## Qué debes hacer
1. Responde estas preguntas sobre el texto acerca de la Ciencia de la Sostenibilidad:
(a) ¿Qué tres campos se citan como ejemplo de lo que debe integrar la Ciencia de la Sostenibilidad?
(b) ¿Desde cuándo hay que implicar a los ciudadanos en los análisis y la toma de decisiones?
(c) ¿Qué tecnología de extracción de hidrocarburos se pone como ejemplo?
2. Reproduce sin cambios el tramo del texto sobre la Ciencia de la Sostenibilidad que va desde "Por otra parte, muchos" hasta "práctica estrategias viables.".

## Fragmento citado
++++++++++++++++++++

Ciencia de la Sostenibilidad

Santiago de Cuba, 9 de ago. – Recrear el concepto de Ciencia de la Sostenibilidad implica reforzar la importancia de esta formación ciudadana para el logro de la transición a la sostenibilidad.

La estrecha vinculación de los problemas socioambientales que caracterizan la grave situación de emergencia planetaria reduce la efectividad de su tratamiento por separado realizado por distintas disciplinas, por lo que se precisa una nueva mirada del conocimiento.

Ello implica una Ciencia de la Sostenibilidad, interdisciplinar, que integre campos aparentemente tan alejados como, por ejemplo: la economía, el estudio de la biodiversidad y la eficiencia energética, pero que tienen en común el referirse a acciones humanas que afectan a la naturaleza.

Por otra parte, muchos estudiosos del tema han comprendido que, para hacer posible la transición a la Sostenibilidad, es necesario incorporar en la investigación y la toma de decisiones, personas cuyo trabajo habitual se desarrolla fuera del ámbito académico y científico, porque los objetivos, conocimientos y la posibilidad de intervención de la ciudadanía resultan imprescindibles para definir y poner en práctica estrategias viables.

La Ciencia de la Sostenibilidad ha de ser, pues, interdisciplinar y transdisciplinar, potenciando la participación ciudadana desde el origen mismo de los estudios realizados, es decir, apostando por una plena integración ciencia/sociedad que rompa el aislamiento del mundo académico y científico para multiplicar la efectividad del trabajo conjunto.

No se trata de esperar a que los ciudadanos reaccionen a posteriori ante los efectos negativos de un determinado desarrollo tecnocientífico, sino de implicarles desde el primer momento en los análisis y toma de decisiones.

No tiene sentido hoy, por ejemplo, que se apruebe la extracción de hidrocarburos mediante la tecnología del “fracking” o fractura hidráulica sin un análisis completo de sus consecuencias socioambientales a corto, medio y largo plazo, algo a lo que han de contribuir distintos sectores de la comunidad científica –no sólo el que plantea la viabilidad técnica del proceso- y, por supuesto, los sectores de la ciudadanía directa e indirectamente implicados. De ahí la importancia de la educación ciudadana.

++++++++++++++++++++

## Filas del conjunto
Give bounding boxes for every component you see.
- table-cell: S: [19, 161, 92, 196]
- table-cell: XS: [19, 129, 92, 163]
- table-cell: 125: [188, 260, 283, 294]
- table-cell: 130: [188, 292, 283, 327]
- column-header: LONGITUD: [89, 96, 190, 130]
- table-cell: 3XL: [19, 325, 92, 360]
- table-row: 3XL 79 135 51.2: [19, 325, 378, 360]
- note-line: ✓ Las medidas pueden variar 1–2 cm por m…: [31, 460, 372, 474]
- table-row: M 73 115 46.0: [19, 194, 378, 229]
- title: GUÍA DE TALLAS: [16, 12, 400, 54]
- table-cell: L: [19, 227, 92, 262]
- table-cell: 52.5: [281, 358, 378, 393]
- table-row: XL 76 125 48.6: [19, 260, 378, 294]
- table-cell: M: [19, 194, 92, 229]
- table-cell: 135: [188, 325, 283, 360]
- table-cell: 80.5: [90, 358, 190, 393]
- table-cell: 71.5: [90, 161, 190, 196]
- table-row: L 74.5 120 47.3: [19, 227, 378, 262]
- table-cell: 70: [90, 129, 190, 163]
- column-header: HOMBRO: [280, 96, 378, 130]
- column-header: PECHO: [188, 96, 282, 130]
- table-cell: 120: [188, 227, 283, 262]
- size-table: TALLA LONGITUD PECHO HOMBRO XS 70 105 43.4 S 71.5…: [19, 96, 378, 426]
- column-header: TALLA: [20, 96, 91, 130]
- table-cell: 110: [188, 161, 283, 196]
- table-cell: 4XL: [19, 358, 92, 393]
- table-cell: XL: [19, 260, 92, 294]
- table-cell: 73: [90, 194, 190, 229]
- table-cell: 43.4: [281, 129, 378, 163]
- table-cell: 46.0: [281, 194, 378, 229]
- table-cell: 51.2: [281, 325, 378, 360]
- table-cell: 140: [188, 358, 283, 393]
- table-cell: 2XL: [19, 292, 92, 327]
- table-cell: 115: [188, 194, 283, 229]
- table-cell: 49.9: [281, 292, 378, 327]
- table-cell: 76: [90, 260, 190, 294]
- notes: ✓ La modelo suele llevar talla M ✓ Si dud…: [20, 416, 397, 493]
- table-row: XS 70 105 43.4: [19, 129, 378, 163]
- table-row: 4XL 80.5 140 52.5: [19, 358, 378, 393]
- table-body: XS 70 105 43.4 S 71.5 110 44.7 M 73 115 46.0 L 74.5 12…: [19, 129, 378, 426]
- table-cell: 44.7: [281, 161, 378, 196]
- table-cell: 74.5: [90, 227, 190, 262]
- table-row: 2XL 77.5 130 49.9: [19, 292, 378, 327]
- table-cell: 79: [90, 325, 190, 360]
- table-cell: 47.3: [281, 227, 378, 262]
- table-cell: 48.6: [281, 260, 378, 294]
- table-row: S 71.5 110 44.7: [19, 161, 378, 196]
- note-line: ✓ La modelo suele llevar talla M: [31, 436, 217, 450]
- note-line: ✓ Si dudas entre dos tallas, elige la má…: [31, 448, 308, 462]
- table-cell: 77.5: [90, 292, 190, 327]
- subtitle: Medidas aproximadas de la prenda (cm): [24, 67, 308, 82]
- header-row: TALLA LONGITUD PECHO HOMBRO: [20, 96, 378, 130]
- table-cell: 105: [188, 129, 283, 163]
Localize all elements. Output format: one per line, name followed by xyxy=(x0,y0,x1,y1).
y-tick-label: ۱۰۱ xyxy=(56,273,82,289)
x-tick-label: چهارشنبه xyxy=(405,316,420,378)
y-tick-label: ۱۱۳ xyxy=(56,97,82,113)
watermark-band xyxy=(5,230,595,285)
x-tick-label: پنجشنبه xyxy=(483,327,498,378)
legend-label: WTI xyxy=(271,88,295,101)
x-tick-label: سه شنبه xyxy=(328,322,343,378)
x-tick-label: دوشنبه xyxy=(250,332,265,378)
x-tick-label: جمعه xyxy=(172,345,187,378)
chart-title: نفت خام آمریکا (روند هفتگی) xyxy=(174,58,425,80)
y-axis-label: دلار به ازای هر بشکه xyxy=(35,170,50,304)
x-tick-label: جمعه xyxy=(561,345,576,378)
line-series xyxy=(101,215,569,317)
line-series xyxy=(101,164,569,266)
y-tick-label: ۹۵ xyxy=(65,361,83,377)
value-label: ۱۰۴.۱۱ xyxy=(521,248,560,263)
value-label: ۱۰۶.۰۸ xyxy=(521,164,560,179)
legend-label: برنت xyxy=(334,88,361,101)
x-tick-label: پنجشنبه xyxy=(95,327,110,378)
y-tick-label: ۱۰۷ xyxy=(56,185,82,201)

++++++++++++++++++++

## Respuestas por tarea
1.
(a) La economía, el estudio de la biodiversidad y la eficiencia energética.
(b) Desde el primer momento.
(c) El "fracking" o fractura hidráulica.

2.
Por otra parte, muchos estudiosos del tema han comprendido que, para hacer posible la transición a la Sostenibilidad, es necesario incorporar en la investigación y la toma de decisiones, personas cuyo trabajo habitual se desarrolla fuera del ámbito académico y científico, porque los objetivos, conocimientos y la posibilidad de intervención de la ciudadanía resultan imprescindibles para definir y poner en práctica estrategias viables.